--- BEGIN Excerpted records ---

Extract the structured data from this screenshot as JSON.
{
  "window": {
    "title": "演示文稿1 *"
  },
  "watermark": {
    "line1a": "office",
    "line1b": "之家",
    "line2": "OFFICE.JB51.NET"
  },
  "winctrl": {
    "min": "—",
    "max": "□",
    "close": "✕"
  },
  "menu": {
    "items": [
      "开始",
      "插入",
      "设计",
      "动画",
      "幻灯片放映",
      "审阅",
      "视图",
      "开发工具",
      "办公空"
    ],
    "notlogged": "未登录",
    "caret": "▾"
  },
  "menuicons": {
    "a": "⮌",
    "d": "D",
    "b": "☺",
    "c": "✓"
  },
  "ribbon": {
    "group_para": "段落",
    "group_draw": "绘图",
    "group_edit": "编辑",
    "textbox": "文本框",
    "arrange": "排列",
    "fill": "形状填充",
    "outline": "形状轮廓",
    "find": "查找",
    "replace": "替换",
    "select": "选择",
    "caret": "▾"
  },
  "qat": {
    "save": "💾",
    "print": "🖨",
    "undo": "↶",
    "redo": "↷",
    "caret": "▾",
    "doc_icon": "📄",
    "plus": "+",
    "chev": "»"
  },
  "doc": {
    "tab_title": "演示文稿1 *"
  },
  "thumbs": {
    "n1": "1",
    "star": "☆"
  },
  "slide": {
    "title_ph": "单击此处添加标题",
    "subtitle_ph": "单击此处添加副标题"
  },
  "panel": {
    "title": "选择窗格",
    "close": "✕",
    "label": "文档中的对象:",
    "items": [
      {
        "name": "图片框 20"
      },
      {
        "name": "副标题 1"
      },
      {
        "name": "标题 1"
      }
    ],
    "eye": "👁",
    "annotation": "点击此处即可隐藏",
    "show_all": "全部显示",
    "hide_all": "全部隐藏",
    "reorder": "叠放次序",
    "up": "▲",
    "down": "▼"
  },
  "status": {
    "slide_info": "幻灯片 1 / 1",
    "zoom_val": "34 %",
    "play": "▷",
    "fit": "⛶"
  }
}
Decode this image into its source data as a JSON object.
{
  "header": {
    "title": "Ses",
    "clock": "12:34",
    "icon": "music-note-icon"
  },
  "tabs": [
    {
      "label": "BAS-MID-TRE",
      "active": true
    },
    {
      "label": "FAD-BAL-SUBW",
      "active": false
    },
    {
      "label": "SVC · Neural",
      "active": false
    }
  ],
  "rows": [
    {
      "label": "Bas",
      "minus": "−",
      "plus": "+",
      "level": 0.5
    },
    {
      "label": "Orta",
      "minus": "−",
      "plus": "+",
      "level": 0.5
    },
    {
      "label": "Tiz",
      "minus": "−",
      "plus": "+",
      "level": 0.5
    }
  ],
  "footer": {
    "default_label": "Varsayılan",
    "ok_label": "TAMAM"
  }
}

--- END Excerpted records ---

• Given problem: Extract, exactly, the lines above that begin at the line containing "Decode this image" and end at the final line of the records; add no other text.

• The reply:
Decode this image into its source data as a JSON object.
{
  "header": {
    "title": "Ses",
    "clock": "12:34",
    "icon": "music-note-icon"
  },
  "tabs": [
    {
      "label": "BAS-MID-TRE",
      "active": true
    },
    {
      "label": "FAD-BAL-SUBW",
      "active": false
    },
    {
      "label": "SVC · Neural",
      "active": false
    }
  ],
  "rows": [
    {
      "label": "Bas",
      "minus": "−",
      "plus": "+",
      "level": 0.5
    },
    {
      "label": "Orta",
      "minus": "−",
      "plus": "+",
      "level": 0.5
    },
    {
      "label": "Tiz",
      "minus": "−",
      "plus": "+",
      "level": 0.5
    }
  ],
  "footer": {
    "default_label": "Varsayılan",
    "ok_label": "TAMAM"
  }
}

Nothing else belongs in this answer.